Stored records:
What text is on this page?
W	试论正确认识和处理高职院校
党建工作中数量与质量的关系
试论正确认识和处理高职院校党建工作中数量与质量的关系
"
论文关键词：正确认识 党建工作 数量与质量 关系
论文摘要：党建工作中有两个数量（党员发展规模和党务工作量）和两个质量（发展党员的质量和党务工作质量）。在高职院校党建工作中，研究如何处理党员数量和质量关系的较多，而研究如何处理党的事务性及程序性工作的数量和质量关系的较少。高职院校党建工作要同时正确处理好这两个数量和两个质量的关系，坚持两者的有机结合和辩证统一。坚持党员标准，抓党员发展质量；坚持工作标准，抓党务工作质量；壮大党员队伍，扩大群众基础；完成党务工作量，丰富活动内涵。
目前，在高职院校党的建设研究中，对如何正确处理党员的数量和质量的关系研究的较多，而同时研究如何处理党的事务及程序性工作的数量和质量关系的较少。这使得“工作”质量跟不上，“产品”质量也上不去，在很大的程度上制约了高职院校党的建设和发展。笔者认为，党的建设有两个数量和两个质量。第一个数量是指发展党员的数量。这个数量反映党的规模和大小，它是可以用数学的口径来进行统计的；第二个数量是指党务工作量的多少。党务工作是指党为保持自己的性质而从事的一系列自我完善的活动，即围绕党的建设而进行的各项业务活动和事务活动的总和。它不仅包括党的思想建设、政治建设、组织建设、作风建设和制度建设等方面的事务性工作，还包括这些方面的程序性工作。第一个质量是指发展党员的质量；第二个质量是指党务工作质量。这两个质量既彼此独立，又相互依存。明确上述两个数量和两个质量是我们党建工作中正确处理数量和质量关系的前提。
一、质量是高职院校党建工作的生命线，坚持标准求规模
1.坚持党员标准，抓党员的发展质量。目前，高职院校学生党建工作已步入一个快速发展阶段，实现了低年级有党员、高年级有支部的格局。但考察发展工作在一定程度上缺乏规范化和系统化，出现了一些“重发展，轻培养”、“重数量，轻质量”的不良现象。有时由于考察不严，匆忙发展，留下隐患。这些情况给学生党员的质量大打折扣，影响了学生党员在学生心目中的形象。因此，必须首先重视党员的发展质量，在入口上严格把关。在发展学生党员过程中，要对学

==

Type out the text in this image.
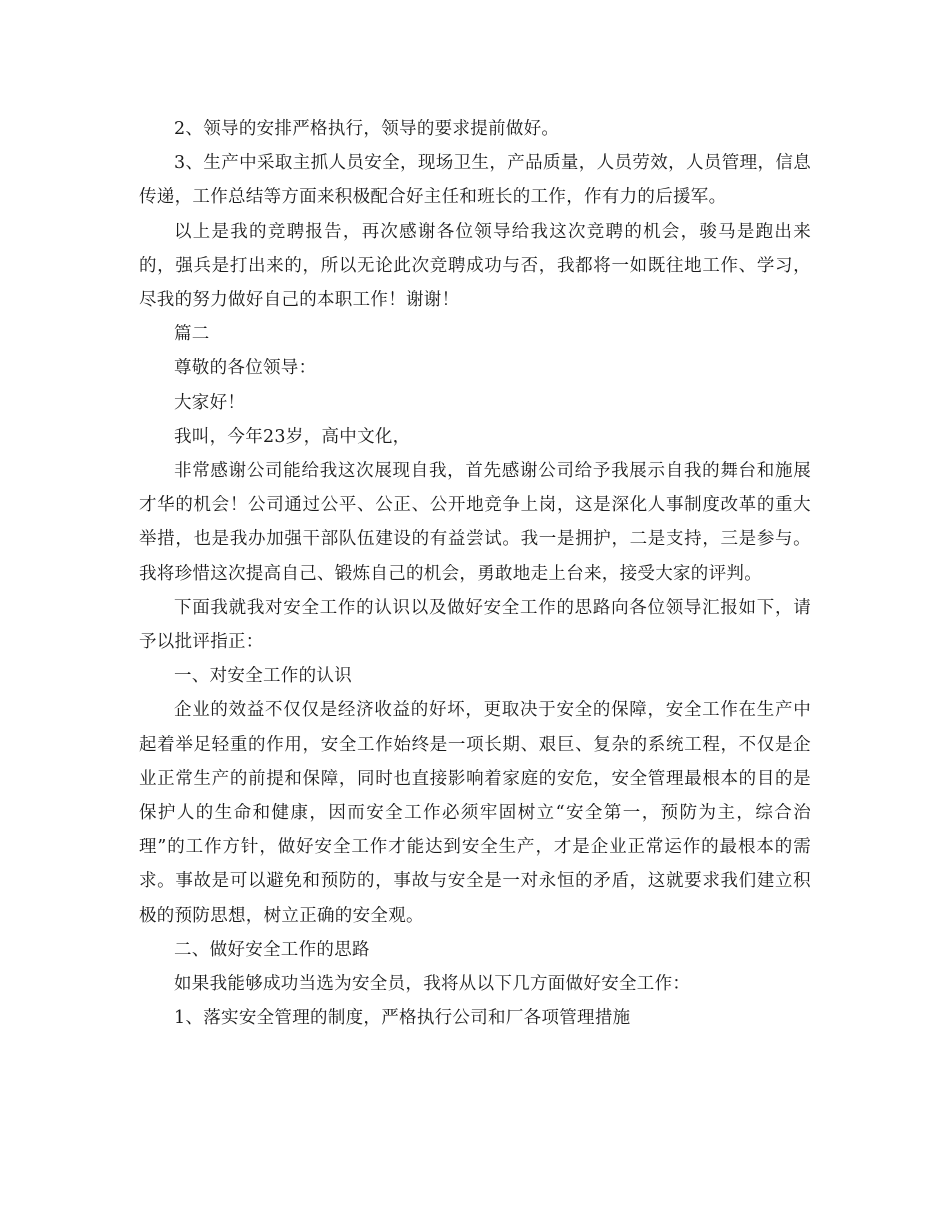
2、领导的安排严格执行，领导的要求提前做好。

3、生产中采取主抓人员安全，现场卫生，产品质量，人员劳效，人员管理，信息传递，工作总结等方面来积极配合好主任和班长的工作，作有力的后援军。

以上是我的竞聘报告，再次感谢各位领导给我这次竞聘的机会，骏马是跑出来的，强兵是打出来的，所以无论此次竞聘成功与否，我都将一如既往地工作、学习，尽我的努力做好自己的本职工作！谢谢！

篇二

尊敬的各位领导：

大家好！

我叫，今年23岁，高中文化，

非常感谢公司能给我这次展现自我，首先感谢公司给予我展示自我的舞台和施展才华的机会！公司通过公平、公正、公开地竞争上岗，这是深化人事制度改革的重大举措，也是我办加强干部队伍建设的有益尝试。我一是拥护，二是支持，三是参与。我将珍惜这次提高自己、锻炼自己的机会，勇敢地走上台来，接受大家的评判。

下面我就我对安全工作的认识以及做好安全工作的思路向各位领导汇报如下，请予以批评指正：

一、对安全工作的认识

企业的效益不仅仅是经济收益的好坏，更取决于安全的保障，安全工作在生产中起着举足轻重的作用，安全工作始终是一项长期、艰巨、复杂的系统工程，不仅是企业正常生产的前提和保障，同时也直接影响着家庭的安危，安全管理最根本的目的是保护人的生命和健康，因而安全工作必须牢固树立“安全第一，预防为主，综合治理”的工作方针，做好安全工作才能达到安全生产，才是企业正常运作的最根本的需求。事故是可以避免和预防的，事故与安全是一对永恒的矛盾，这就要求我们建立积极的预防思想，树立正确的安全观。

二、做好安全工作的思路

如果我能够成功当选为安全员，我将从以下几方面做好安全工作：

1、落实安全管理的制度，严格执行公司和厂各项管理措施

### What is needed
Wherever the string "this" appears in the entries above, list that line.

### Exercise result
What text is on this page?
Type out the text in this image.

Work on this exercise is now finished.